• The problem: Reproduce every line of the listing as written, apart from the pictures.

• Supplied material:
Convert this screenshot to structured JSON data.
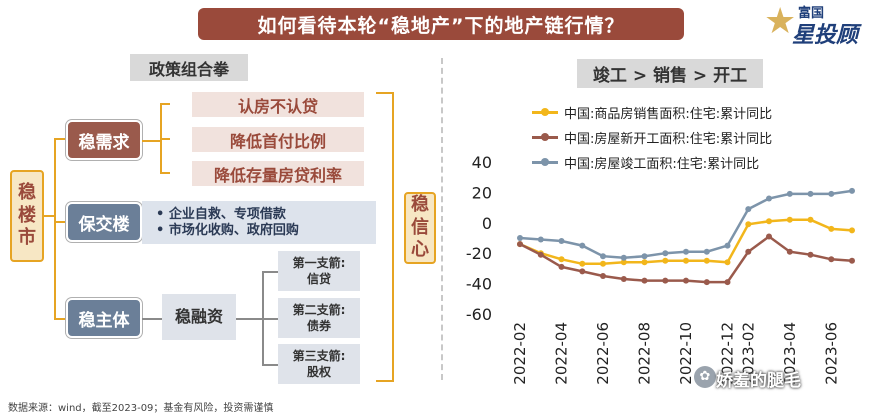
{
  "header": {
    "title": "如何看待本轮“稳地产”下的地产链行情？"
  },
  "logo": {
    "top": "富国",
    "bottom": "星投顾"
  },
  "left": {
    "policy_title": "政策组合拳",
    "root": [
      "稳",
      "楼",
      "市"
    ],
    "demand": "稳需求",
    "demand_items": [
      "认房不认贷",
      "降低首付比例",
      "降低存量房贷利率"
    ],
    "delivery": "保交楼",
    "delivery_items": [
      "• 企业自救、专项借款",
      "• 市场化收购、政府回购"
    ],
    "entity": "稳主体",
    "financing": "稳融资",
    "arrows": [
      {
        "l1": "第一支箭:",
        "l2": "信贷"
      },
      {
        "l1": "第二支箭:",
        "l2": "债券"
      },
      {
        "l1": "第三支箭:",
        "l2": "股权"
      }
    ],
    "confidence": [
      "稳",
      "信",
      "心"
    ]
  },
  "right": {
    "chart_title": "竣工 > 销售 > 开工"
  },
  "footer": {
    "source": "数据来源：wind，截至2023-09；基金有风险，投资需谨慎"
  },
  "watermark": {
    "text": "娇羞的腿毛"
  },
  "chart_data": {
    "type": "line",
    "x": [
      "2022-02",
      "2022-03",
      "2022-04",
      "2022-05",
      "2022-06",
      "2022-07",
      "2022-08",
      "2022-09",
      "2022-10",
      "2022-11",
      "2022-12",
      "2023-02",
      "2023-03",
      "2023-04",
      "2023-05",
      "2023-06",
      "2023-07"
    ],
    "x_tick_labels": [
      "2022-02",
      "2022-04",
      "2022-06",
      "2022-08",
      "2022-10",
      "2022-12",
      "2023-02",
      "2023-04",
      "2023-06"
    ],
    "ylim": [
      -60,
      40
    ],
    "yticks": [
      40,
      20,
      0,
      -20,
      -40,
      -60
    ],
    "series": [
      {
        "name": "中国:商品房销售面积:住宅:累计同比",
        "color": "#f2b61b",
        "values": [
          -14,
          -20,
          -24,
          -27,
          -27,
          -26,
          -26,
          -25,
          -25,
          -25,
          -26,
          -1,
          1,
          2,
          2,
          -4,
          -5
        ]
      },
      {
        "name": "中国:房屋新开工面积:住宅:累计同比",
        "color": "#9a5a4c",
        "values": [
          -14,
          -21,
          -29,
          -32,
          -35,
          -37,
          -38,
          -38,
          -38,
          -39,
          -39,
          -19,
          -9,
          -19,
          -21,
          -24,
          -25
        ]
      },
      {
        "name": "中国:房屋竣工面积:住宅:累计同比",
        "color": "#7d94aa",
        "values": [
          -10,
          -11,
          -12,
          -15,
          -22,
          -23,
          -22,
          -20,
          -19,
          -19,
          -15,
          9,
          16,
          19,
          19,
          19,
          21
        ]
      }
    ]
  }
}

• Response to this task:
Convert this screenshot to structured JSON data.
{
  "header": {
    "title": "如何看待本轮“稳地产”下的地产链行情？"
  },
  "logo": {
    "top": "富国",
    "bottom": "星投顾"
  },
  "left": {
    "policy_title": "政策组合拳",
    "root": [
      "稳",
      "楼",
      "市"
    ],
    "demand": "稳需求",
    "demand_items": [
      "认房不认贷",
      "降低首付比例",
      "降低存量房贷利率"
    ],
    "delivery": "保交楼",
    "delivery_items": [
      "• 企业自救、专项借款",
      "• 市场化收购、政府回购"
    ],
    "entity": "稳主体",
    "financing": "稳融资",
    "arrows": [
      {
        "l1": "第一支箭:",
        "l2": "信贷"
      },
      {
        "l1": "第二支箭:",
        "l2": "债券"
      },
      {
        "l1": "第三支箭:",
        "l2": "股权"
      }
    ],
    "confidence": [
      "稳",
      "信",
      "心"
    ]
  },
  "right": {
    "chart_title": "竣工 > 销售 > 开工"
  },
  "footer": {
    "source": "数据来源：wind，截至2023-09；基金有风险，投资需谨慎"
  },
  "watermark": {
    "text": "娇羞的腿毛"
  },
  "chart_data": {
    "type": "line",
    "x": [
      "2022-02",
      "2022-03",
      "2022-04",
      "2022-05",
      "2022-06",
      "2022-07",
      "2022-08",
      "2022-09",
      "2022-10",
      "2022-11",
      "2022-12",
      "2023-02",
      "2023-03",
      "2023-04",
      "2023-05",
      "2023-06",
      "2023-07"
    ],
    "x_tick_labels": [
      "2022-02",
      "2022-04",
      "2022-06",
      "2022-08",
      "2022-10",
      "2022-12",
      "2023-02",
      "2023-04",
      "2023-06"
    ],
    "ylim": [
      -60,
      40
    ],
    "yticks": [
      40,
      20,
      0,
      -20,
      -40,
      -60
    ],
    "series": [
      {
        "name": "中国:商品房销售面积:住宅:累计同比",
        "color": "#f2b61b",
        "values": [
          -14,
          -20,
          -24,
          -27,
          -27,
          -26,
          -26,
          -25,
          -25,
          -25,
          -26,
          -1,
          1,
          2,
          2,
          -4,
          -5
        ]
      },
      {
        "name": "中国:房屋新开工面积:住宅:累计同比",
        "color": "#9a5a4c",
        "values": [
          -14,
          -21,
          -29,
          -32,
          -35,
          -37,
          -38,
          -38,
          -38,
          -39,
          -39,
          -19,
          -9,
          -19,
          -21,
          -24,
          -25
        ]
      },
      {
        "name": "中国:房屋竣工面积:住宅:累计同比",
        "color": "#7d94aa",
        "values": [
          -10,
          -11,
          -12,
          -15,
          -22,
          -23,
          -22,
          -20,
          -19,
          -19,
          -15,
          9,
          16,
          19,
          19,
          19,
          21
        ]
      }
    ]
  }
}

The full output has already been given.